Collected data entries
····················
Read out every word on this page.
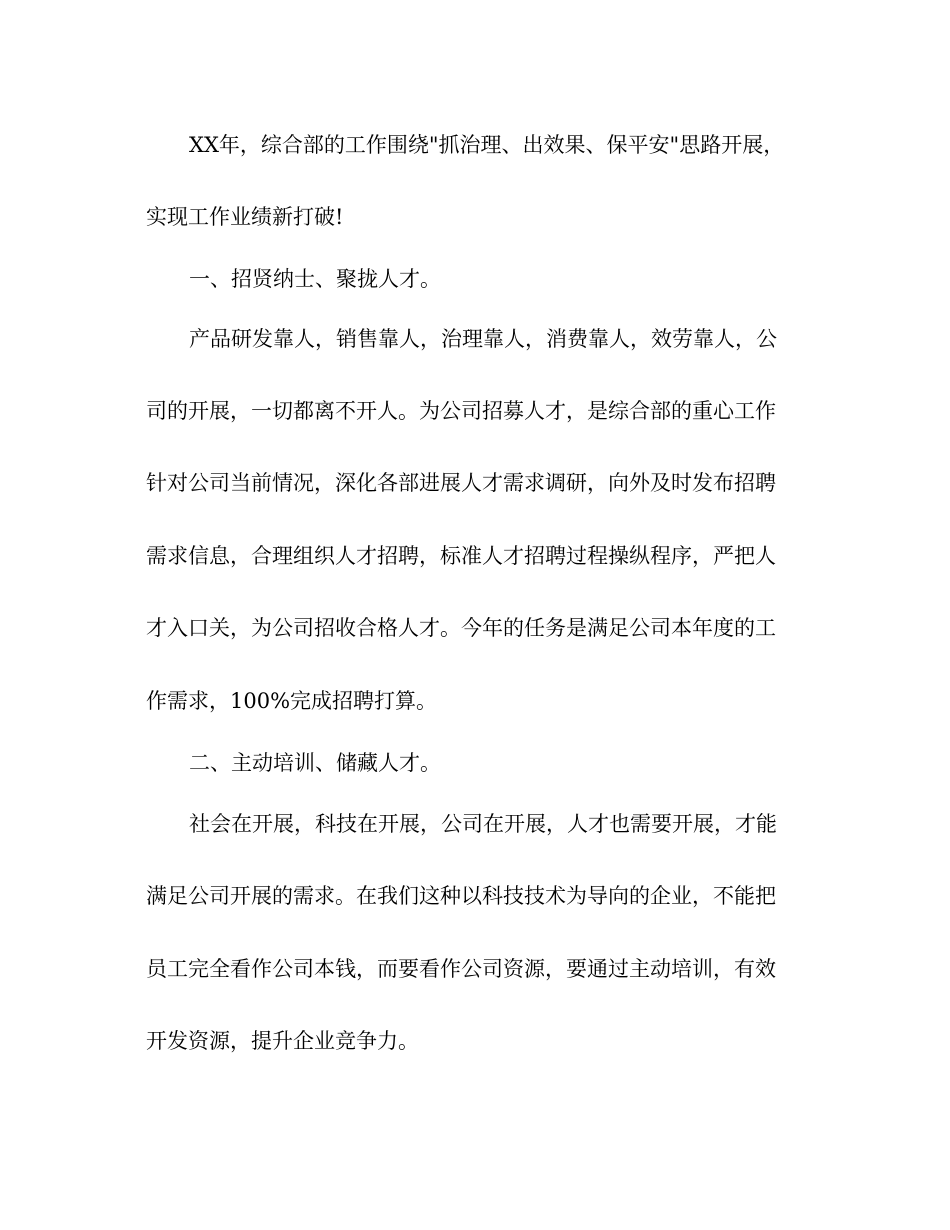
XX年，综合部的工作围绕"抓治理、出效果、保平安"思路开展，
实现工作业绩新打破!
一、招贤纳士、聚拢人才。
产品研发靠人，销售靠人，治理靠人，消费靠人，效劳靠人，公
司的开展，一切都离不开人。为公司招募人才，是综合部的重心工作
针对公司当前情况，深化各部进展人才需求调研，向外及时发布招聘
需求信息，合理组织人才招聘，标准人才招聘过程操纵程序，严把人
才入口关，为公司招收合格人才。今年的任务是满足公司本年度的工
作需求，100%完成招聘打算。
二、主动培训、储藏人才。
社会在开展，科技在开展，公司在开展，人才也需要开展，才能
满足公司开展的需求。在我们这种以科技技术为导向的企业，不能把
员工完全看作公司本钱，而要看作公司资源，要通过主动培训，有效
开发资源，提升企业竞争力。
····················
Copy the data word for word. Pictures do not go in the copy.

Read out every word on this page.
XX年，综合部的工作围绕"抓治理、出效果、保平安"思路开展，
实现工作业绩新打破!
一、招贤纳士、聚拢人才。
产品研发靠人，销售靠人，治理靠人，消费靠人，效劳靠人，公
司的开展，一切都离不开人。为公司招募人才，是综合部的重心工作
针对公司当前情况，深化各部进展人才需求调研，向外及时发布招聘
需求信息，合理组织人才招聘，标准人才招聘过程操纵程序，严把人
才入口关，为公司招收合格人才。今年的任务是满足公司本年度的工
作需求，100%完成招聘打算。
二、主动培训、储藏人才。
社会在开展，科技在开展，公司在开展，人才也需要开展，才能
满足公司开展的需求。在我们这种以科技技术为导向的企业，不能把
员工完全看作公司本钱，而要看作公司资源，要通过主动培训，有效
开发资源，提升企业竞争力。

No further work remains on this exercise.